Instruction: Output the items below line for line, with no changes.

Extracted data:
━━━━━━

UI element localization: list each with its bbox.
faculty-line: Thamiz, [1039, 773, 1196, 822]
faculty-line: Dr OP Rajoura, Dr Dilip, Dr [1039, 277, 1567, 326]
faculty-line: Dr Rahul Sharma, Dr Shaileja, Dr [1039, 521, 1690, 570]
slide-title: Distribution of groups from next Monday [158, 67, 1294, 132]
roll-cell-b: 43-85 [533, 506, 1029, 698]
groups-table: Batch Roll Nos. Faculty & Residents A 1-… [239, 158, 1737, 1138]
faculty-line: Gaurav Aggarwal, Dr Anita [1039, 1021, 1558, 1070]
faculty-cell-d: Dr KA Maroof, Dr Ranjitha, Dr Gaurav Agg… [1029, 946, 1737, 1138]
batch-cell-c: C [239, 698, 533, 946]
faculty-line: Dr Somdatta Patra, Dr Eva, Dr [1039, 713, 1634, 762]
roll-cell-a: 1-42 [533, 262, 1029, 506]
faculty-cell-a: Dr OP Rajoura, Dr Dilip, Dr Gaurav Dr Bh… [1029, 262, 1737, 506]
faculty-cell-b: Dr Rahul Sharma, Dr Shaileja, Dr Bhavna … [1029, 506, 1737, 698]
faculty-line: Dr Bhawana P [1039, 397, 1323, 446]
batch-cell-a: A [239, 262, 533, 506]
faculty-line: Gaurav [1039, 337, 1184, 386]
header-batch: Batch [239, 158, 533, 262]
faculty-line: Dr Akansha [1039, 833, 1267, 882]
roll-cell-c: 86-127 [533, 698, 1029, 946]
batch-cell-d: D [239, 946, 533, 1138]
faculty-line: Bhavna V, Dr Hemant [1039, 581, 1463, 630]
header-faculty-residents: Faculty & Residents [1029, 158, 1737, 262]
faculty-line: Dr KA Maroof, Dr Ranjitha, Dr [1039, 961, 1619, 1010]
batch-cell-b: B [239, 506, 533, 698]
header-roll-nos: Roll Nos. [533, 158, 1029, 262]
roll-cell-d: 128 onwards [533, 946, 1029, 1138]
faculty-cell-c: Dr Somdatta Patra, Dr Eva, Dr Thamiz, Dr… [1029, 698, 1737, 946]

━━━━━━

Problem solution:
UI element localization: list each with its bbox.
faculty-line: Thamiz, [1039, 773, 1196, 822]
faculty-line: Dr OP Rajoura, Dr Dilip, Dr [1039, 277, 1567, 326]
faculty-line: Dr Rahul Sharma, Dr Shaileja, Dr [1039, 521, 1690, 570]
slide-title: Distribution of groups from next Monday [158, 67, 1294, 132]
roll-cell-b: 43-85 [533, 506, 1029, 698]
groups-table: Batch Roll Nos. Faculty & Residents A 1-… [239, 158, 1737, 1138]
faculty-line: Gaurav Aggarwal, Dr Anita [1039, 1021, 1558, 1070]
faculty-cell-d: Dr KA Maroof, Dr Ranjitha, Dr Gaurav Agg… [1029, 946, 1737, 1138]
batch-cell-c: C [239, 698, 533, 946]
faculty-line: Dr Somdatta Patra, Dr Eva, Dr [1039, 713, 1634, 762]
roll-cell-a: 1-42 [533, 262, 1029, 506]
faculty-cell-a: Dr OP Rajoura, Dr Dilip, Dr Gaurav Dr Bh… [1029, 262, 1737, 506]
faculty-cell-b: Dr Rahul Sharma, Dr Shaileja, Dr Bhavna … [1029, 506, 1737, 698]
faculty-line: Dr Bhawana P [1039, 397, 1323, 446]
batch-cell-a: A [239, 262, 533, 506]
faculty-line: Gaurav [1039, 337, 1184, 386]
header-batch: Batch [239, 158, 533, 262]
faculty-line: Dr Akansha [1039, 833, 1267, 882]
roll-cell-c: 86-127 [533, 698, 1029, 946]
batch-cell-d: D [239, 946, 533, 1138]
faculty-line: Bhavna V, Dr Hemant [1039, 581, 1463, 630]
header-faculty-residents: Faculty & Residents [1029, 158, 1737, 262]
faculty-line: Dr KA Maroof, Dr Ranjitha, Dr [1039, 961, 1619, 1010]
batch-cell-b: B [239, 506, 533, 698]
header-roll-nos: Roll Nos. [533, 158, 1029, 262]
roll-cell-d: 128 onwards [533, 946, 1029, 1138]
faculty-cell-c: Dr Somdatta Patra, Dr Eva, Dr Thamiz, Dr… [1029, 698, 1737, 946]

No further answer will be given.